What this exercise asks:
A - In the article about funds that narrowly missed selection, which three funds did BlackRock Continental European narrowly lose out to?
B - Carry on the article about funds that narrowly missed selection, beginning right after its final sentence.
━━ Document extract
All funds were scored on a variety of metrics and then ranked, but because only a certain number were included from each sector, some of the top-ranked ones did not make the cut.
Here FE Trustnet looks at those funds that narrowly missed out and what set their rivals apart in the eyes of the FE Research team.
Absolute Return
CF Ruffer Absolute Return has made 52.27 per cent over five years. It sits in IMA Unclassified, making comparisons with the sector of little value.
The fund states its benchmark as cash plus 2 per cent, which cannot be measured directly.
However, it has substantially outperformed the consumer price index, one method of measuring the returns compared with cash.
Performance of fund vs indices over 5-yrs

Source: FE Analytics
The fund was classed as an absolute return fund for the purposes of selection and missed out on the three spots available, along with the five crown-rated Henderson Credit Alpha.
The institutional version of the Henderson portfolio is the best-performing fund over five years in the Absolute Return sector – the retail version was launched in February 2010.
Charles Younes (pictured), analyst at FE Research, says that the funds missed out to Standard Life Global Absolute Return Strategies, Newton Real Return and Insight Absolute Insight.

The Newton Real Return fund also has four crowns, but received a higher score on the AFI index, meaning that it was picked by more advisers. A low score on the AFI index also counted against the Henderson fund.
Younes said: "Henderson Credit Alpha is a credit market fund, so it’s also not really in favour at the moment. You really need to understand the credit market to invest in it right now."
Europe
The BlackRock Continental European fund is a top-quartile performer over one, three, five and 10 years, but narrowly lost out to Schroder European Alpha Plus, Jupiter European Special Situations and Henderson European Growth.
The £358.7m fund has five FE crowns and has managed to return 22.3 per cent to investors over the past five years, while the continent it invests in has been struggling through a severe financial crisis.
The average fund in the IMA Europe ex UK sector has lost 5.38 per cent during this time.
Performance of fund vs sector and index over 5-yrs

Source: FE Analytics
Standard Life European Equity Income was only launched in 2009 but has been a top-quartile performer in the IMA Europe ex UK sector since this time and has been rewarded with five FE crowns for its performance.
━━━━
━━ Supplied records
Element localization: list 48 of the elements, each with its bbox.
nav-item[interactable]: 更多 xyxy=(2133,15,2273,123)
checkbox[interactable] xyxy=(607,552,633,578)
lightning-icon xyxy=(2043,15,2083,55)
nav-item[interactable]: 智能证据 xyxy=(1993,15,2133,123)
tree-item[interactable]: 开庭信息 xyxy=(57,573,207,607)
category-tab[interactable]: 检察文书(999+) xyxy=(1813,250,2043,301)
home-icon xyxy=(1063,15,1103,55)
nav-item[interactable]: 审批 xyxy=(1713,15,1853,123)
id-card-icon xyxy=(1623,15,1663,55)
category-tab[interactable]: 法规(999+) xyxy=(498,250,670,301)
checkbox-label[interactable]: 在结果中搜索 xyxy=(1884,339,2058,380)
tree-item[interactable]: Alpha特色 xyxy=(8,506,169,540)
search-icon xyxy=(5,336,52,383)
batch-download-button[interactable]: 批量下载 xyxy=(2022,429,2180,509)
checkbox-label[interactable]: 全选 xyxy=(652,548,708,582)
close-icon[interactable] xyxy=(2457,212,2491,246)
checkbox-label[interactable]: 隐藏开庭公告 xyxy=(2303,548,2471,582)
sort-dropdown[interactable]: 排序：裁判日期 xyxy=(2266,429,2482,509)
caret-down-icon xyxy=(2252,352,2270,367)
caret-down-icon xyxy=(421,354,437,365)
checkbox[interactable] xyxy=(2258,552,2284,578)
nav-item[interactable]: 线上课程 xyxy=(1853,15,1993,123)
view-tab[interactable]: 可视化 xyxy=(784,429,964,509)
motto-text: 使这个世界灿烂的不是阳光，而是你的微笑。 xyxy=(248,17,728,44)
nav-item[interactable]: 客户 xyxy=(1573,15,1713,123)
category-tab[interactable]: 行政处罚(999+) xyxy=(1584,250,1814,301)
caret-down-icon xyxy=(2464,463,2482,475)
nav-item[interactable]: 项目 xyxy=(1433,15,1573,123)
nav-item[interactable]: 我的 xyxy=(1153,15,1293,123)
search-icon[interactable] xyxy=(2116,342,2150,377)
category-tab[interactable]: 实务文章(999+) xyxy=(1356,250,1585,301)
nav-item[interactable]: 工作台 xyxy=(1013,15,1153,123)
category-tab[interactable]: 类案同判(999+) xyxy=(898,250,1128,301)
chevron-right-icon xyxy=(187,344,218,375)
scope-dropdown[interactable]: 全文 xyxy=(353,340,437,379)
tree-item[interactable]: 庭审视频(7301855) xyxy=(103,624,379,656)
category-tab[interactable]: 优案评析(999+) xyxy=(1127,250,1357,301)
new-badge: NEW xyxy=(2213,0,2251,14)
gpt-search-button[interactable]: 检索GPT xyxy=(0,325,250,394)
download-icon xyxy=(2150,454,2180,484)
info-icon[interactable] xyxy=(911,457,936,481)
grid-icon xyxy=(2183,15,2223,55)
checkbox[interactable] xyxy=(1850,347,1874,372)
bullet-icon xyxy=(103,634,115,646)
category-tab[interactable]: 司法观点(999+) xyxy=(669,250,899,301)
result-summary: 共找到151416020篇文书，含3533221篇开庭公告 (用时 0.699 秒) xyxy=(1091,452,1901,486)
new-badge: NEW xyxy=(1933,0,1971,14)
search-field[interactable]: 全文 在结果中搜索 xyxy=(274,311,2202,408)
━━━━
Numbered answers:
A - Schroder European Alpha Plus, Jupiter European Special Situations and Henderson European Growth.

B -
It is currently yielding 4.71 per cent, according to our data, the fifth-highest figure of the 92 in the sector – although very few have an income focus.
Younes said: "Although both funds had five crown-ratings we had to pick just three. We chose Jupiter because the group score is very high. Jupiter is well known for equities, particularly European equities."
"On the BlackRock fund, the manager Vincent Devlin has a low score, which counted against it."
"The Standard Life fund scored lowly in the IFA index – no-one is picking it right now – and also on the group score."
"We met Standard Life recently to talk about their European team and we are thinking of maybe giving them a good score in the future, but right now they have a low score for European equities because they have no track record in the sector."
North America
Threadneedle American Select scored very highly on FE Research’s metrics and our data shows it is a top-quartile performer over 10 years.
Returns in the sector have been disappointing compared with other equity ones, with the average fund making only 62.76 per cent over a decade.
The manager Cormac Weldon runs two other American funds for Threadneedle – Threadneedle American Extended Alpha and Threadneedle American – both of which won inclusion ahead of this portfolio.
Performance of funds vs sector over 5-yrs

Source: FE Analytics
"This fund is more concentrated so it has had a lower performance," Younes said. "The other funds invest more in small and mid cap companies, which has helped them."
Aside from the two Threadneedle funds, the team also picked AXA Framlington American Growth, which Younes explains has done well because of its high weighting to technology stocks.